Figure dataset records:
########
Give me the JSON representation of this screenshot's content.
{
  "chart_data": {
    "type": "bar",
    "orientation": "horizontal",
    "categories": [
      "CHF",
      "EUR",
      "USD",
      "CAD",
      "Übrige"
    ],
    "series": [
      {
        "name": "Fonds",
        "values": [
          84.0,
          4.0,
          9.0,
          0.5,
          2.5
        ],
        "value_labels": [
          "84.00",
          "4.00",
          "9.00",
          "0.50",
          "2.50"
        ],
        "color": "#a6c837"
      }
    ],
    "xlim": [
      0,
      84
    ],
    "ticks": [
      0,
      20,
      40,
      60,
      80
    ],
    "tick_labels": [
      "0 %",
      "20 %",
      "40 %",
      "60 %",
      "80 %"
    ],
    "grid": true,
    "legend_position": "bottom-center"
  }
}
########
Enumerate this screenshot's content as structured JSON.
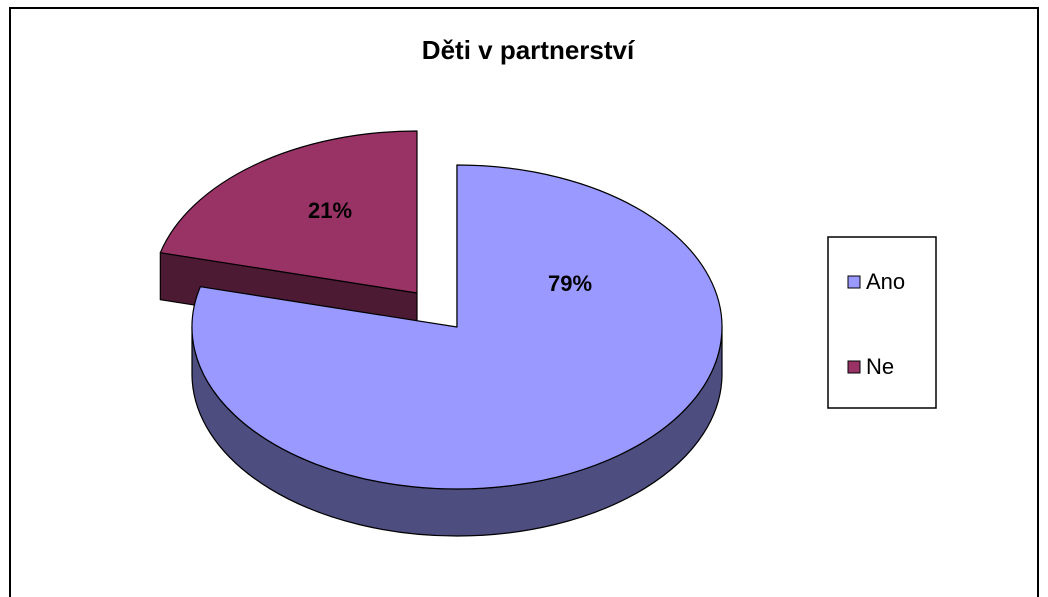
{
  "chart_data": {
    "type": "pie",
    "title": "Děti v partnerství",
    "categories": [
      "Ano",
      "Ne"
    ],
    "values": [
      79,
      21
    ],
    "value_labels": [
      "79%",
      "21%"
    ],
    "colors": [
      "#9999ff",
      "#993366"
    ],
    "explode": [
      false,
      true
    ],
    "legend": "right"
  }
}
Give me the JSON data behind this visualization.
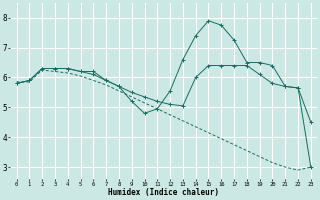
########
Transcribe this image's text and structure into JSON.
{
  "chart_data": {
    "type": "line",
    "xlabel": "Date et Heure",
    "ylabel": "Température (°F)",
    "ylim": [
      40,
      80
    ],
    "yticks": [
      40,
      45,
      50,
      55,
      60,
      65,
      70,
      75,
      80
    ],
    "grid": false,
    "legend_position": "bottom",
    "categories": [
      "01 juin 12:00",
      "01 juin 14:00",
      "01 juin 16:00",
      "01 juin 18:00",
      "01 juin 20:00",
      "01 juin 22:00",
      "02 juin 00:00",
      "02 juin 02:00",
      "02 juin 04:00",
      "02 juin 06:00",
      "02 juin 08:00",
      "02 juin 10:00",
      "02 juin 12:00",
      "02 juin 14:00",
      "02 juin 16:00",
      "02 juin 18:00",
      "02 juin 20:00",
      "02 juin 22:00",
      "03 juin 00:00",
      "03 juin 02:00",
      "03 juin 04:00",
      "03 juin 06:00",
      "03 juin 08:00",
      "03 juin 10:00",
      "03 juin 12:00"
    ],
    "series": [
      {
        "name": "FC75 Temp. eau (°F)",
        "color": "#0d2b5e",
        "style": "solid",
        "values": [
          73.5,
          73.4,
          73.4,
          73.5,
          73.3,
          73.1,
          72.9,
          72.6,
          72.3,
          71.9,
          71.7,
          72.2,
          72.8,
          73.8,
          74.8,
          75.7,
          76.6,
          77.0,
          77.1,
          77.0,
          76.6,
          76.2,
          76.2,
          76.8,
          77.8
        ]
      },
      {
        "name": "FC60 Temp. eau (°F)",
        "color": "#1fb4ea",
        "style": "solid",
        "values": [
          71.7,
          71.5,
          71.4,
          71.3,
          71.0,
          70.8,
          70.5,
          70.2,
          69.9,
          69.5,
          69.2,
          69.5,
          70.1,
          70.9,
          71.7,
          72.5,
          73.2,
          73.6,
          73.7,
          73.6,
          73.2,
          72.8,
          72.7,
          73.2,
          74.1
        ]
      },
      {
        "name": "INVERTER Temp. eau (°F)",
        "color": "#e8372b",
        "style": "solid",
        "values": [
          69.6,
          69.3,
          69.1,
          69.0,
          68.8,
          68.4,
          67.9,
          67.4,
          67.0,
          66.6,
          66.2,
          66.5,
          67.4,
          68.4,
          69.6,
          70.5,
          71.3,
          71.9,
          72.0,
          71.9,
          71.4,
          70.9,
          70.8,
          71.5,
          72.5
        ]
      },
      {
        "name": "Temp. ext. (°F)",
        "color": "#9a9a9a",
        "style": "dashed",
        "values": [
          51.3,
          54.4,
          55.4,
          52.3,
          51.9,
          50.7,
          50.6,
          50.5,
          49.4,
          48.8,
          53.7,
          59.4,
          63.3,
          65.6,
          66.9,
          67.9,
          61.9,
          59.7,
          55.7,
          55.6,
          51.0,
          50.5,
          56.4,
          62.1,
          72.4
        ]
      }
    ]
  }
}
########
## Direction
Copy exactly the stretch of lines that starts at the line holding "Enumerate this screenshot's" and ends at the line holding "Give me the JSON data". Drop the pictures.

## Full solution
Enumerate this screenshot's content as structured JSON.
{
  "chart_data": {
    "type": "pie",
    "title": "Děti v partnerství",
    "categories": [
      "Ano",
      "Ne"
    ],
    "values": [
      79,
      21
    ],
    "value_labels": [
      "79%",
      "21%"
    ],
    "colors": [
      "#9999ff",
      "#993366"
    ],
    "explode": [
      false,
      true
    ],
    "legend": "right"
  }
}
Give me the JSON data behind this visualization.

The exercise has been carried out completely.